DO THIS.
Reproduce the material in full, exactly as written.

╭──

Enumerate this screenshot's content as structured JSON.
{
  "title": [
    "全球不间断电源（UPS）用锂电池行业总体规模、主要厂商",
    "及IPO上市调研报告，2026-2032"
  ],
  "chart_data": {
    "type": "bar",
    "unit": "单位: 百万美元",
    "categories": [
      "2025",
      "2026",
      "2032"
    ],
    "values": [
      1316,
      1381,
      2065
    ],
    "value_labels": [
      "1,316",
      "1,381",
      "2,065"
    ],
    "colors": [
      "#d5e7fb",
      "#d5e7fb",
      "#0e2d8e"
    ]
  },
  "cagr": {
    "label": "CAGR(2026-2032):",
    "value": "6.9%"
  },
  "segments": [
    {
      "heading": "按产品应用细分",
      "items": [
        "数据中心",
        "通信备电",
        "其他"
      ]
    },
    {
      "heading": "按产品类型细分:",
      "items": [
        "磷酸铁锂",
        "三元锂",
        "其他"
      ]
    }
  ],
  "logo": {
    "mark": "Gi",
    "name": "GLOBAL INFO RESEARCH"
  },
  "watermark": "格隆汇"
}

╰──

EXERCISE OUTPUT.
Enumerate this screenshot's content as structured JSON.
{
  "title": [
    "全球不间断电源（UPS）用锂电池行业总体规模、主要厂商",
    "及IPO上市调研报告，2026-2032"
  ],
  "chart_data": {
    "type": "bar",
    "unit": "单位: 百万美元",
    "categories": [
      "2025",
      "2026",
      "2032"
    ],
    "values": [
      1316,
      1381,
      2065
    ],
    "value_labels": [
      "1,316",
      "1,381",
      "2,065"
    ],
    "colors": [
      "#d5e7fb",
      "#d5e7fb",
      "#0e2d8e"
    ]
  },
  "cagr": {
    "label": "CAGR(2026-2032):",
    "value": "6.9%"
  },
  "segments": [
    {
      "heading": "按产品应用细分",
      "items": [
        "数据中心",
        "通信备电",
        "其他"
      ]
    },
    {
      "heading": "按产品类型细分:",
      "items": [
        "磷酸铁锂",
        "三元锂",
        "其他"
      ]
    }
  ],
  "logo": {
    "mark": "Gi",
    "name": "GLOBAL INFO RESEARCH"
  },
  "watermark": "格隆汇"
}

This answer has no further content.